What is needed: Can you retype every record below exactly as written?

Data excerpts:
*-*-*

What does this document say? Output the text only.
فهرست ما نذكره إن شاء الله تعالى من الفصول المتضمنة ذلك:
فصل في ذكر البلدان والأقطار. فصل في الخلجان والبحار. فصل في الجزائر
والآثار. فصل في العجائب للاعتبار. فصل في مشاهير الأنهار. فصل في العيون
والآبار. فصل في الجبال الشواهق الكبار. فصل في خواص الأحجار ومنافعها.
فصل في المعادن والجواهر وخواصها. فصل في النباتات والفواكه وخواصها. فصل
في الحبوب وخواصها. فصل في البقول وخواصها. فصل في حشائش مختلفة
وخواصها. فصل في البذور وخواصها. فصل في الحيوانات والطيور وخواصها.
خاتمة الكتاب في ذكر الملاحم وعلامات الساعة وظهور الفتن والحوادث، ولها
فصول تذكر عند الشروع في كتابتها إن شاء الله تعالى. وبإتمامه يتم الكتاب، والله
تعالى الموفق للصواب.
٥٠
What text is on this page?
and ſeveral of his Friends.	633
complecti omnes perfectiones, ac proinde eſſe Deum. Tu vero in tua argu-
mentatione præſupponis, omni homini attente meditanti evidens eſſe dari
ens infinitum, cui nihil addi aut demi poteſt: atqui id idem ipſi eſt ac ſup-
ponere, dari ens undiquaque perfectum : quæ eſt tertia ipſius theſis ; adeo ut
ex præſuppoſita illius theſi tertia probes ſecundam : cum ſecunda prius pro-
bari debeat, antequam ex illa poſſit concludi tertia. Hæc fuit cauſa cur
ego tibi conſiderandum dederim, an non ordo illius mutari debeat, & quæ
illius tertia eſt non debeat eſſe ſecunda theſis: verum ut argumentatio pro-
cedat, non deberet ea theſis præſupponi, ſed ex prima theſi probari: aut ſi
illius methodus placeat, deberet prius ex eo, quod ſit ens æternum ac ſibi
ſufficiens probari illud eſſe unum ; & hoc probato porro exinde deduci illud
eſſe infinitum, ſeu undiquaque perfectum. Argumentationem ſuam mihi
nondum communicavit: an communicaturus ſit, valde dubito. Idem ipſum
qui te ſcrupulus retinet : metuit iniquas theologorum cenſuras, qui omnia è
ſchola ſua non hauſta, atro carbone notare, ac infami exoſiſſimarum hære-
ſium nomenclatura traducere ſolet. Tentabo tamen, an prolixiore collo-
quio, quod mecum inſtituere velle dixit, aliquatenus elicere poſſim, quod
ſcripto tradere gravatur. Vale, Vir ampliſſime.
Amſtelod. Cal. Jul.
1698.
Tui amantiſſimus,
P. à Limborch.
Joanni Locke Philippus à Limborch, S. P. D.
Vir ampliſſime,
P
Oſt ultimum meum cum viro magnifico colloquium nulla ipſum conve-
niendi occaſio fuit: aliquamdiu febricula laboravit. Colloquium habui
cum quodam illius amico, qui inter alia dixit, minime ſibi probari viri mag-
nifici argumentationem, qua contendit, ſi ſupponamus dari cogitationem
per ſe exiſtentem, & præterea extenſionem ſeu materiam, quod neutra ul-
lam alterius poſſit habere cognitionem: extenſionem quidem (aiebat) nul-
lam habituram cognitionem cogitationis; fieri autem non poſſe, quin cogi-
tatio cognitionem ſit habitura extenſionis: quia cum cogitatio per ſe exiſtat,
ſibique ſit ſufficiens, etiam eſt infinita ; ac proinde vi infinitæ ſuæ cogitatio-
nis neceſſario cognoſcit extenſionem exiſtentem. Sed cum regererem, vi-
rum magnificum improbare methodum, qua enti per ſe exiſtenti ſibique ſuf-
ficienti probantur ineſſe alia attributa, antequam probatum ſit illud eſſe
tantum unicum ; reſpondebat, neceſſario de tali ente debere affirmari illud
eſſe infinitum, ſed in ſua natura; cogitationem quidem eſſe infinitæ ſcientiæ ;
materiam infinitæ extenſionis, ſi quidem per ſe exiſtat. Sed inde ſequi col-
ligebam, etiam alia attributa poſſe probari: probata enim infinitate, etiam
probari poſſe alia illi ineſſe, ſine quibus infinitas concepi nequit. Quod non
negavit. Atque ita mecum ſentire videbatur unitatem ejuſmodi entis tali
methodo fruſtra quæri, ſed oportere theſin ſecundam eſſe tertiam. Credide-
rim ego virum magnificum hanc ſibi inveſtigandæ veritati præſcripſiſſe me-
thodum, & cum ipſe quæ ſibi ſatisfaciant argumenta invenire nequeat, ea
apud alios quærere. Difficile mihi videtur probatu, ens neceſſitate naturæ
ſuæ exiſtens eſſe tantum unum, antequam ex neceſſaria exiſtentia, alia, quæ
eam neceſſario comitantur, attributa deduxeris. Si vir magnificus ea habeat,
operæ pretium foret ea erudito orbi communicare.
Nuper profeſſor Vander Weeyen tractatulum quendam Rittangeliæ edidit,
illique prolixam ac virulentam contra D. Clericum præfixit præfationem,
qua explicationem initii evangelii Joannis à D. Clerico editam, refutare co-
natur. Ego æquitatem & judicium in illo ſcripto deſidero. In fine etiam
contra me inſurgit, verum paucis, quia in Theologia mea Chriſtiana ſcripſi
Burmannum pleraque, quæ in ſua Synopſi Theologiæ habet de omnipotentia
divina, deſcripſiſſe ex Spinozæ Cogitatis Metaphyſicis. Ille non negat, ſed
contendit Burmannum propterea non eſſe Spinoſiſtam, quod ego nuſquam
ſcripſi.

*-*-*

Response for this exercise:
What does this document say? Output the text only.
فهرست ما نذكره إن شاء الله تعالى من الفصول المتضمنة ذلك:
فصل في ذكر البلدان والأقطار. فصل في الخلجان والبحار. فصل في الجزائر
والآثار. فصل في العجائب للاعتبار. فصل في مشاهير الأنهار. فصل في العيون
والآبار. فصل في الجبال الشواهق الكبار. فصل في خواص الأحجار ومنافعها.
فصل في المعادن والجواهر وخواصها. فصل في النباتات والفواكه وخواصها. فصل
في الحبوب وخواصها. فصل في البقول وخواصها. فصل في حشائش مختلفة
وخواصها. فصل في البذور وخواصها. فصل في الحيوانات والطيور وخواصها.
خاتمة الكتاب في ذكر الملاحم وعلامات الساعة وظهور الفتن والحوادث، ولها
فصول تذكر عند الشروع في كتابتها إن شاء الله تعالى. وبإتمامه يتم الكتاب، والله
تعالى الموفق للصواب.
٥٠
What text is on this page?
and ſeveral of his Friends.	633
complecti omnes perfectiones, ac proinde eſſe Deum. Tu vero in tua argu-
mentatione præſupponis, omni homini attente meditanti evidens eſſe dari
ens infinitum, cui nihil addi aut demi poteſt: atqui id idem ipſi eſt ac ſup-
ponere, dari ens undiquaque perfectum : quæ eſt tertia ipſius theſis ; adeo ut
ex præſuppoſita illius theſi tertia probes ſecundam : cum ſecunda prius pro-
bari debeat, antequam ex illa poſſit concludi tertia. Hæc fuit cauſa cur
ego tibi conſiderandum dederim, an non ordo illius mutari debeat, & quæ
illius tertia eſt non debeat eſſe ſecunda theſis: verum ut argumentatio pro-
cedat, non deberet ea theſis præſupponi, ſed ex prima theſi probari: aut ſi
illius methodus placeat, deberet prius ex eo, quod ſit ens æternum ac ſibi
ſufficiens probari illud eſſe unum ; & hoc probato porro exinde deduci illud
eſſe infinitum, ſeu undiquaque perfectum. Argumentationem ſuam mihi
nondum communicavit: an communicaturus ſit, valde dubito. Idem ipſum
qui te ſcrupulus retinet : metuit iniquas theologorum cenſuras, qui omnia è
ſchola ſua non hauſta, atro carbone notare, ac infami exoſiſſimarum hære-
ſium nomenclatura traducere ſolet. Tentabo tamen, an prolixiore collo-
quio, quod mecum inſtituere velle dixit, aliquatenus elicere poſſim, quod
ſcripto tradere gravatur. Vale, Vir ampliſſime.
Amſtelod. Cal. Jul.
1698.
Tui amantiſſimus,
P. à Limborch.
Joanni Locke Philippus à Limborch, S. P. D.
Vir ampliſſime,
P
Oſt ultimum meum cum viro magnifico colloquium nulla ipſum conve-
niendi occaſio fuit: aliquamdiu febricula laboravit. Colloquium habui
cum quodam illius amico, qui inter alia dixit, minime ſibi probari viri mag-
nifici argumentationem, qua contendit, ſi ſupponamus dari cogitationem
per ſe exiſtentem, & præterea extenſionem ſeu materiam, quod neutra ul-
lam alterius poſſit habere cognitionem: extenſionem quidem (aiebat) nul-
lam habituram cognitionem cogitationis; fieri autem non poſſe, quin cogi-
tatio cognitionem ſit habitura extenſionis: quia cum cogitatio per ſe exiſtat,
ſibique ſit ſufficiens, etiam eſt infinita ; ac proinde vi infinitæ ſuæ cogitatio-
nis neceſſario cognoſcit extenſionem exiſtentem. Sed cum regererem, vi-
rum magnificum improbare methodum, qua enti per ſe exiſtenti ſibique ſuf-
ficienti probantur ineſſe alia attributa, antequam probatum ſit illud eſſe
tantum unicum ; reſpondebat, neceſſario de tali ente debere affirmari illud
eſſe infinitum, ſed in ſua natura; cogitationem quidem eſſe infinitæ ſcientiæ ;
materiam infinitæ extenſionis, ſi quidem per ſe exiſtat. Sed inde ſequi col-
ligebam, etiam alia attributa poſſe probari: probata enim infinitate, etiam
probari poſſe alia illi ineſſe, ſine quibus infinitas concepi nequit. Quod non
negavit. Atque ita mecum ſentire videbatur unitatem ejuſmodi entis tali
methodo fruſtra quæri, ſed oportere theſin ſecundam eſſe tertiam. Credide-
rim ego virum magnificum hanc ſibi inveſtigandæ veritati præſcripſiſſe me-
thodum, & cum ipſe quæ ſibi ſatisfaciant argumenta invenire nequeat, ea
apud alios quærere. Difficile mihi videtur probatu, ens neceſſitate naturæ
ſuæ exiſtens eſſe tantum unum, antequam ex neceſſaria exiſtentia, alia, quæ
eam neceſſario comitantur, attributa deduxeris. Si vir magnificus ea habeat,
operæ pretium foret ea erudito orbi communicare.
Nuper profeſſor Vander Weeyen tractatulum quendam Rittangeliæ edidit,
illique prolixam ac virulentam contra D. Clericum præfixit præfationem,
qua explicationem initii evangelii Joannis à D. Clerico editam, refutare co-
natur. Ego æquitatem & judicium in illo ſcripto deſidero. In fine etiam
contra me inſurgit, verum paucis, quia in Theologia mea Chriſtiana ſcripſi
Burmannum pleraque, quæ in ſua Synopſi Theologiæ habet de omnipotentia
divina, deſcripſiſſe ex Spinozæ Cogitatis Metaphyſicis. Ille non negat, ſed
contendit Burmannum propterea non eſſe Spinoſiſtam, quod ego nuſquam
ſcripſi.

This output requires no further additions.